--- start Available records ---
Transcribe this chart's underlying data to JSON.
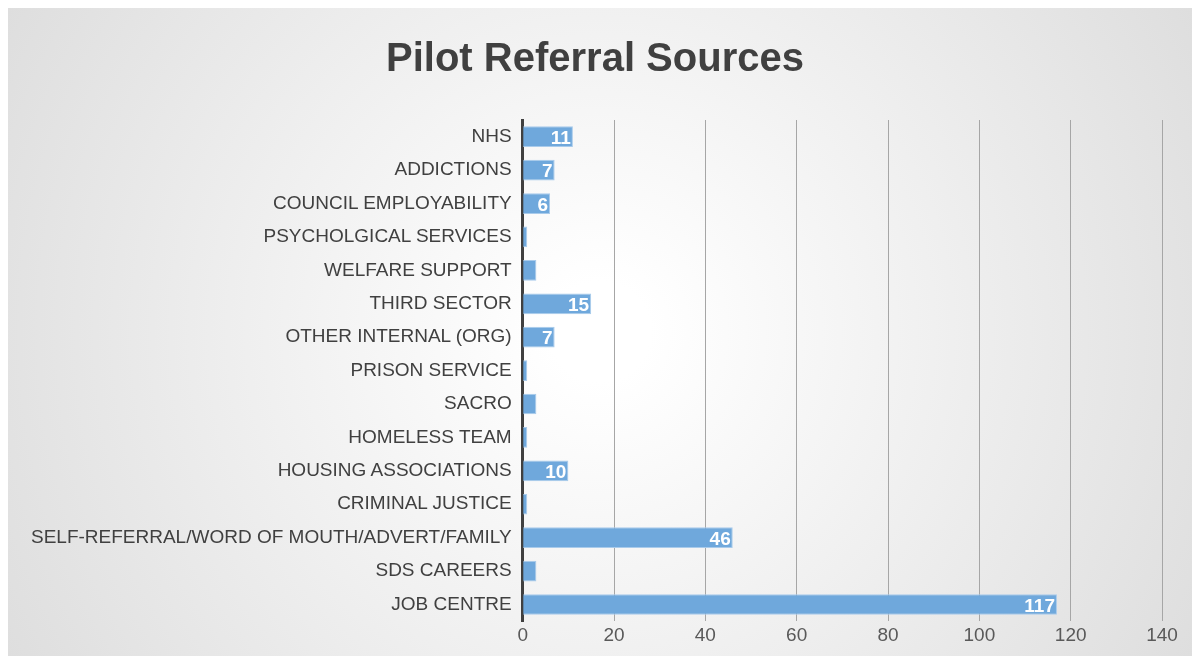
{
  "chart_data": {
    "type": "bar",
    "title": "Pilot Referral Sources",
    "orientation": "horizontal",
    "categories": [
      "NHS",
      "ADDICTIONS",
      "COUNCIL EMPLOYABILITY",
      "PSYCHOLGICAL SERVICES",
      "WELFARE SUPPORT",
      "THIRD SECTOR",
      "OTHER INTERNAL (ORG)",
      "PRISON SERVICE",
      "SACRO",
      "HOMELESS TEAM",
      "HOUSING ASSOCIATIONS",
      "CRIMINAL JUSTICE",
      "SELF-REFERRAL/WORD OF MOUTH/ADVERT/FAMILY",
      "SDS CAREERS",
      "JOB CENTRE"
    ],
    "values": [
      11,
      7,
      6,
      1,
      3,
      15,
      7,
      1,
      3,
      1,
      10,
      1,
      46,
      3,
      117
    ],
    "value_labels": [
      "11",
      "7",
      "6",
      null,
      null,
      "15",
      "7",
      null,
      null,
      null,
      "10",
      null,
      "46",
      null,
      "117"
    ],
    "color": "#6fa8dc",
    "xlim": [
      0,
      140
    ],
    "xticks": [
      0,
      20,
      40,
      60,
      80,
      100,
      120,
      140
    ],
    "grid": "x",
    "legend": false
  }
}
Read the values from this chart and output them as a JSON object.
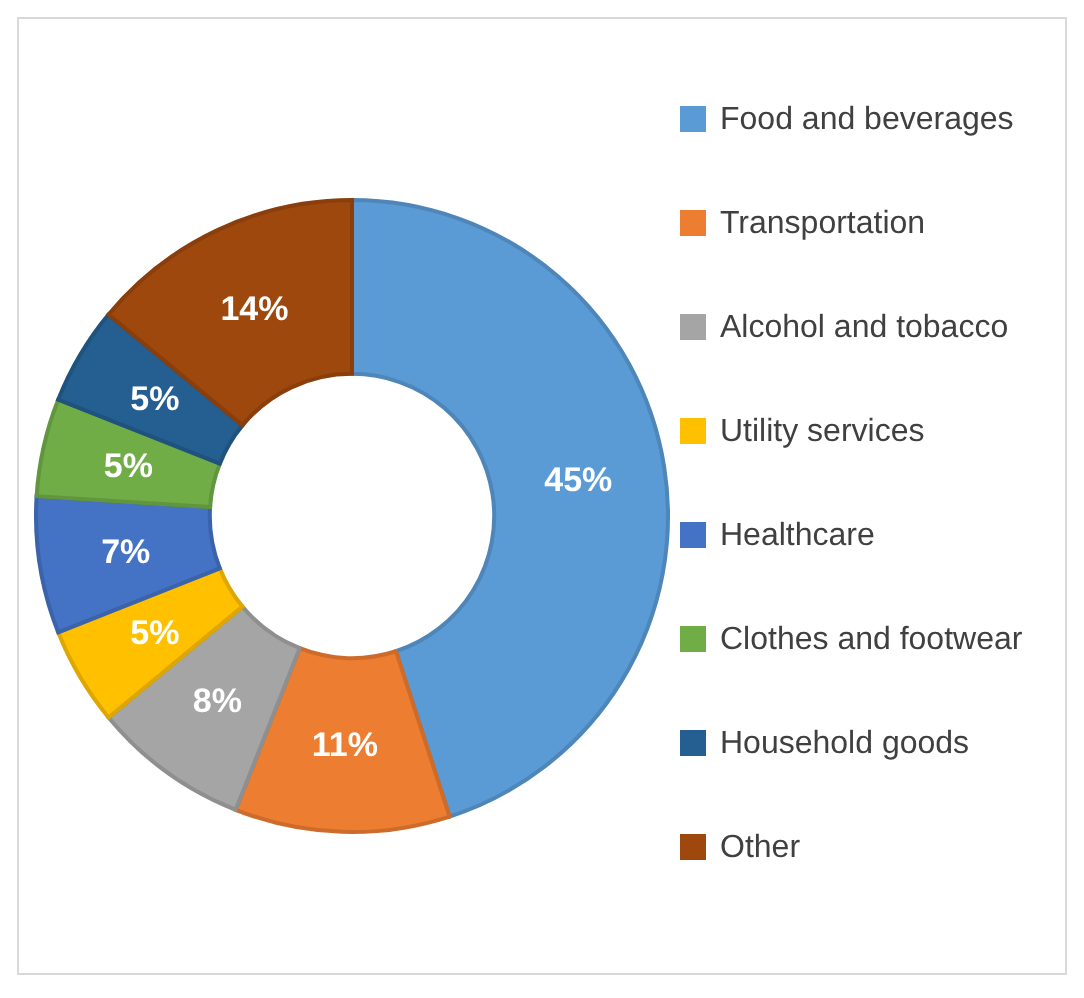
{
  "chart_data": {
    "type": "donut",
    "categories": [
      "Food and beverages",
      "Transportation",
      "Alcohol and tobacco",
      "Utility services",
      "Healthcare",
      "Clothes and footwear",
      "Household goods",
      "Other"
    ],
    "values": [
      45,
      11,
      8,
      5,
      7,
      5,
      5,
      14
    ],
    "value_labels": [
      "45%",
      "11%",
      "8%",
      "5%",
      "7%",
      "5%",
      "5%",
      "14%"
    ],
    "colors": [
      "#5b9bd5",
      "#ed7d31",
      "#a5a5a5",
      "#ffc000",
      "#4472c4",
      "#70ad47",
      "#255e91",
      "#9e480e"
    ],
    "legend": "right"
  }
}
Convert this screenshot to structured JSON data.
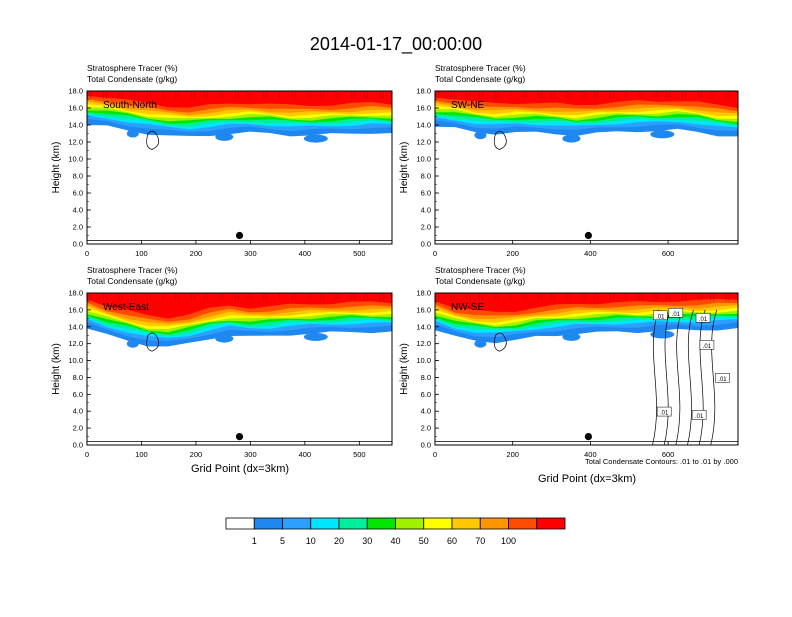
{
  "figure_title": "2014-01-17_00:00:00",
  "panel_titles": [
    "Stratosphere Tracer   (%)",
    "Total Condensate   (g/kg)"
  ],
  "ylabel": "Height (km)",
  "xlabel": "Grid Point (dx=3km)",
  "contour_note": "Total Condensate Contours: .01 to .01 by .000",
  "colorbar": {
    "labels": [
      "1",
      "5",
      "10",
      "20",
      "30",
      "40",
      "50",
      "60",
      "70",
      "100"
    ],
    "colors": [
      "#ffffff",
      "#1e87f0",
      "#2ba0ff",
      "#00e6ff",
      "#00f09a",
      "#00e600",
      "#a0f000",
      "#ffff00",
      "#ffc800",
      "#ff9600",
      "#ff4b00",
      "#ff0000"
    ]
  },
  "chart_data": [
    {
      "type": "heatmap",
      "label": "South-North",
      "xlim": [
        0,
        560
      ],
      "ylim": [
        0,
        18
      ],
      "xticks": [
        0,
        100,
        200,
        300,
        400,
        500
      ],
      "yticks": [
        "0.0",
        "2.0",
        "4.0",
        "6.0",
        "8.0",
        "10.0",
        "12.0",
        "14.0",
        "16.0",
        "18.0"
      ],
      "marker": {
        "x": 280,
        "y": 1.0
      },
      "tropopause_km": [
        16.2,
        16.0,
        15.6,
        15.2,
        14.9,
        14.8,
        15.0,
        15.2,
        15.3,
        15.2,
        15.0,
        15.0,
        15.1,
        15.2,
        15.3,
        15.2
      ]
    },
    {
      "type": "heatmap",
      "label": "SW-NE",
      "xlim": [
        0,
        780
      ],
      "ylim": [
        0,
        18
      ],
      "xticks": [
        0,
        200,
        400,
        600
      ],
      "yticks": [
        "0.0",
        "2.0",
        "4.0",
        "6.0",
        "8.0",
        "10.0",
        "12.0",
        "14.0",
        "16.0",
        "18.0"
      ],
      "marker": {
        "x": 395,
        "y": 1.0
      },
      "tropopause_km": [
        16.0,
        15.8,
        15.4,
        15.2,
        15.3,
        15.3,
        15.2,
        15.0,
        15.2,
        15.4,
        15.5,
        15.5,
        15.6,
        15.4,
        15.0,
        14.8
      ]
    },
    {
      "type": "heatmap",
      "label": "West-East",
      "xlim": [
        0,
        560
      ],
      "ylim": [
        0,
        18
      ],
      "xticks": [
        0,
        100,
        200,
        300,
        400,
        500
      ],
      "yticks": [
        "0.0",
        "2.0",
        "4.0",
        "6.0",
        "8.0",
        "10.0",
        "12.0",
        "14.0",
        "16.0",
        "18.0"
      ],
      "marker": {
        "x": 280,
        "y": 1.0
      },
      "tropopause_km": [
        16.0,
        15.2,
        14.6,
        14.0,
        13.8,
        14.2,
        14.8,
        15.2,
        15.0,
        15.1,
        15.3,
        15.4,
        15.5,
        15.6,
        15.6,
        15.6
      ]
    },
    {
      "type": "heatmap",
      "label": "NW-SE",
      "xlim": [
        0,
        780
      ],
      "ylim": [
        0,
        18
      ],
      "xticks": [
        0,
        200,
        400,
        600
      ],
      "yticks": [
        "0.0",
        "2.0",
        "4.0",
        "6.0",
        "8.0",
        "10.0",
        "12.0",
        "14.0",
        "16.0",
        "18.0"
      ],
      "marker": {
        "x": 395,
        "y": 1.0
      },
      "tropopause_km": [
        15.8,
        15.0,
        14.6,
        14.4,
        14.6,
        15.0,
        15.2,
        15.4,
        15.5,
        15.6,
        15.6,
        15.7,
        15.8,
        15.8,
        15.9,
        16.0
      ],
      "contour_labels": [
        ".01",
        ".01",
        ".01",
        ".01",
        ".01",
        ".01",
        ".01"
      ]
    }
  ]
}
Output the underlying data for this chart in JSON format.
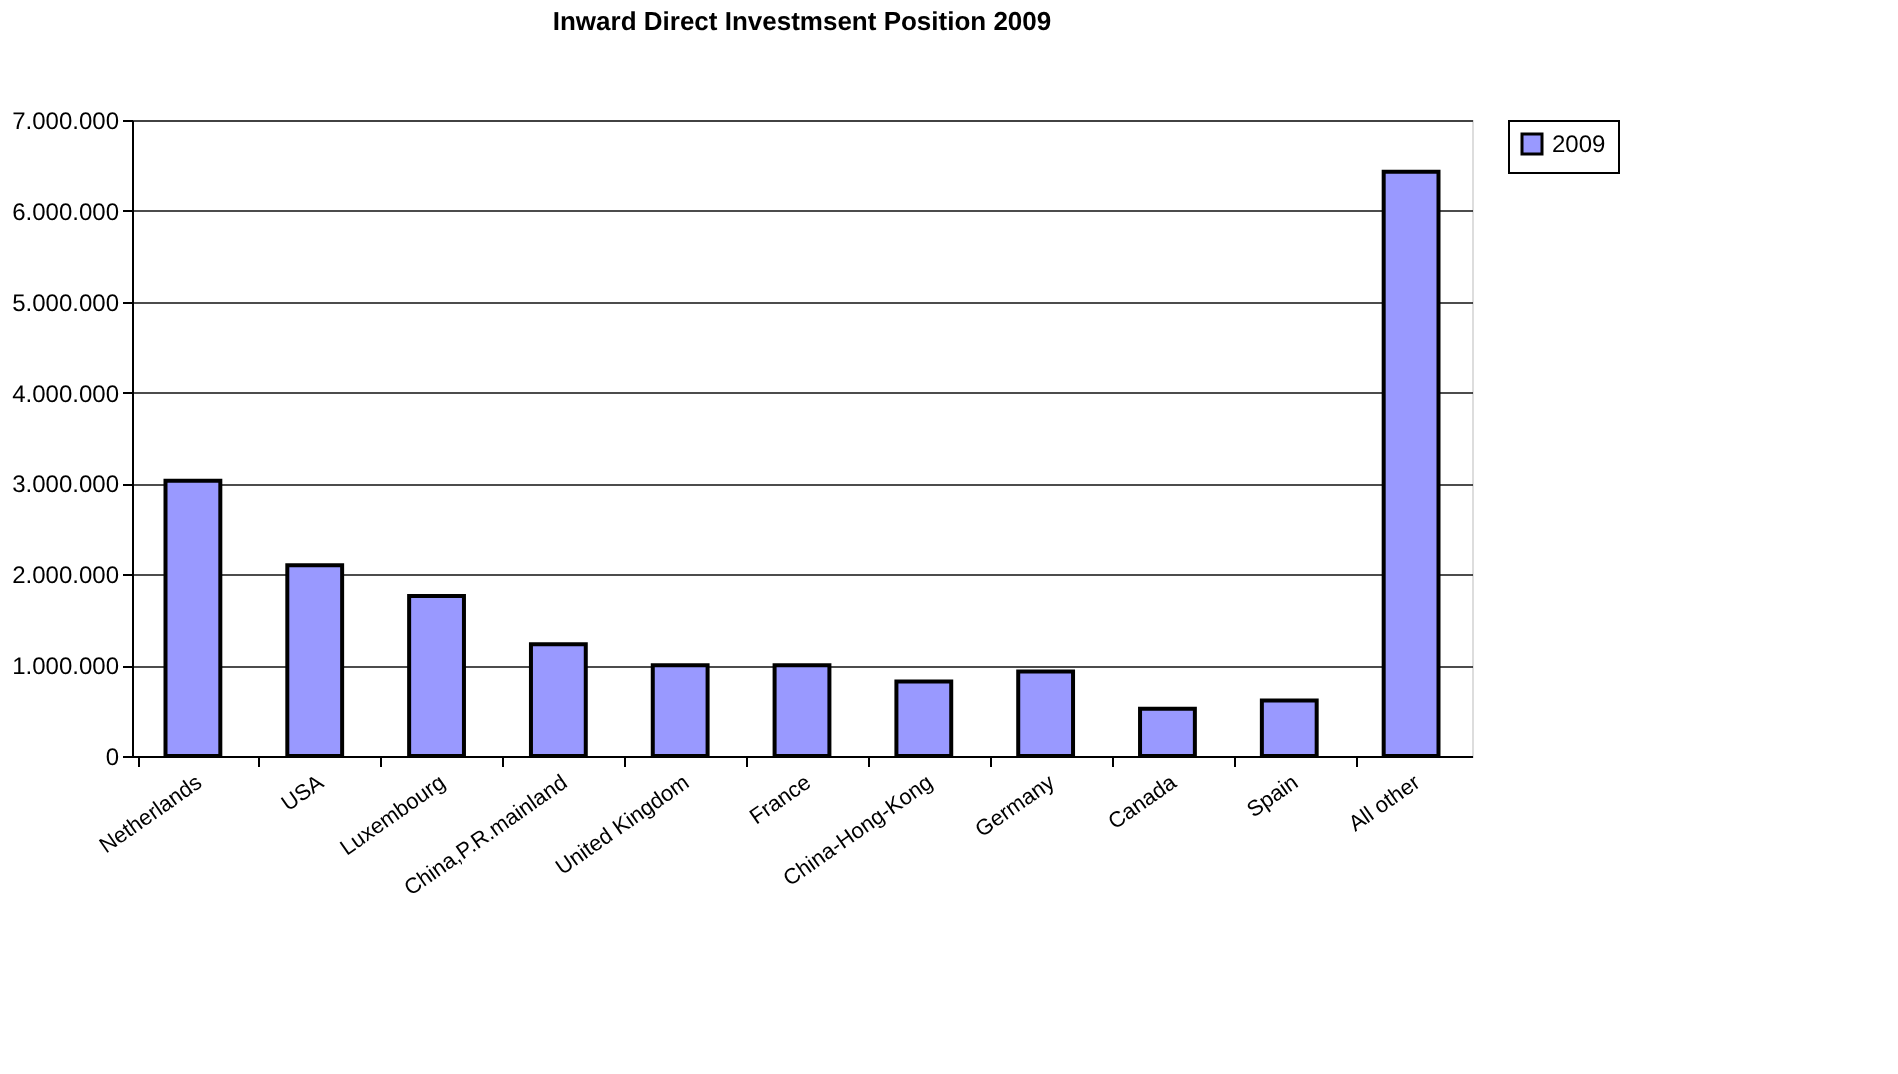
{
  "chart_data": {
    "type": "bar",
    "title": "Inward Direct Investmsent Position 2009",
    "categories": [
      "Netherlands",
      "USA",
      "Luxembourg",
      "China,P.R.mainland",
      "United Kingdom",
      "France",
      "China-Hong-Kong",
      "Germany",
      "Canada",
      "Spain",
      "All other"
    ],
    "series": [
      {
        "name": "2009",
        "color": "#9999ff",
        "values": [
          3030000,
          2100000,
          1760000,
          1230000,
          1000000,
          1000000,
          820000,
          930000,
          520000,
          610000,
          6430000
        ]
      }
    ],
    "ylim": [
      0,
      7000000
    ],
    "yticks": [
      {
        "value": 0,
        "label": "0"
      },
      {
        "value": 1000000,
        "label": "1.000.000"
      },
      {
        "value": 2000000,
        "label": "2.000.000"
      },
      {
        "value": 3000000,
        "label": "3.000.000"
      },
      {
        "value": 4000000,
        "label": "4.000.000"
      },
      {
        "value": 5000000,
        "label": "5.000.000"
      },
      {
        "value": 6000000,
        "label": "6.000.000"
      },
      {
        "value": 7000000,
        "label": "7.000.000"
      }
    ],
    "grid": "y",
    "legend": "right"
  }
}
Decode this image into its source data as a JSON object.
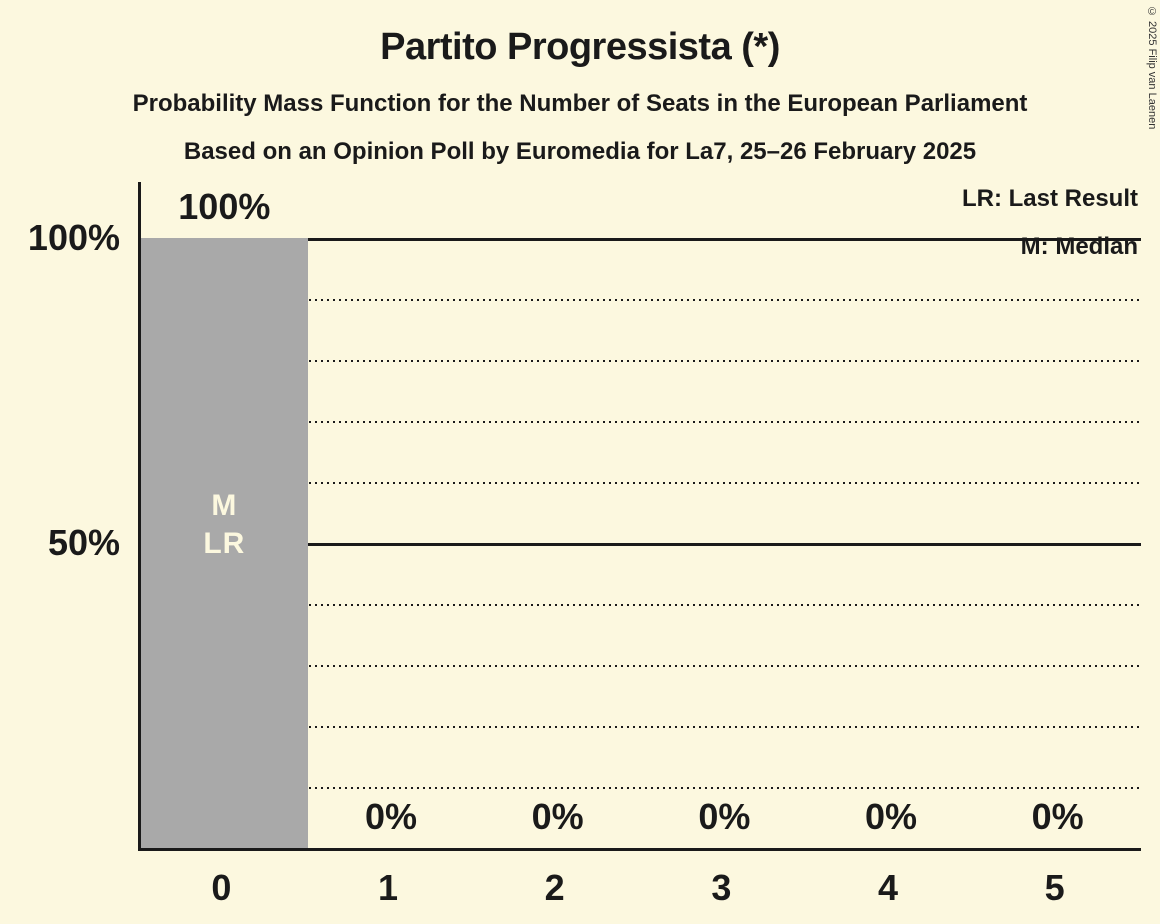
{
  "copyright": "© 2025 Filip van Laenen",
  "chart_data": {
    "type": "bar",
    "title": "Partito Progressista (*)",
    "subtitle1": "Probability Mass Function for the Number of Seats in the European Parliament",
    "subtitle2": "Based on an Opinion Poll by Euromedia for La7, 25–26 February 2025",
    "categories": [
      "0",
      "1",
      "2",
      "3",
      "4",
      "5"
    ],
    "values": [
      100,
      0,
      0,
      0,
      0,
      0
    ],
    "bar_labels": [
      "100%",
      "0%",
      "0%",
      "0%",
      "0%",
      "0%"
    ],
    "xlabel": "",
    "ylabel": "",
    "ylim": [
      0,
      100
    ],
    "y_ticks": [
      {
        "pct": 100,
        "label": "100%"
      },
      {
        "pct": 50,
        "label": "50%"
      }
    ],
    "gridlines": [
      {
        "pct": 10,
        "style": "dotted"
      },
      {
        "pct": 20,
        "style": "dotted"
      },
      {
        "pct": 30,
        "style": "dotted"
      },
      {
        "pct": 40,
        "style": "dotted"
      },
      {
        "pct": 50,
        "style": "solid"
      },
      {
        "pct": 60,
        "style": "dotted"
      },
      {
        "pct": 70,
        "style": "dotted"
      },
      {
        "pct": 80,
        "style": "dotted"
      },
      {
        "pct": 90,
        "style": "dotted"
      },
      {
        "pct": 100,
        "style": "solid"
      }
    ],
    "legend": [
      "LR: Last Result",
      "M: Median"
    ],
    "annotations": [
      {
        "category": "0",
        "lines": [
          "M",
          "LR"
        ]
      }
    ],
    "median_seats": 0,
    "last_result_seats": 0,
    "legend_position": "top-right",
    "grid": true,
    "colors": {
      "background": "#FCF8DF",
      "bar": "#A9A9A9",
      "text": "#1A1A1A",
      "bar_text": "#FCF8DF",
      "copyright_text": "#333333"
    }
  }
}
--- end Available records ---
■ Problem to work on
Scan the entries above for the word "Condensate" and collect each line holding it.

■ Correct output
    "Total Condensate   (g/kg)"
  "contour_note": "Total Condensate Contours: .01 to .01 by .000",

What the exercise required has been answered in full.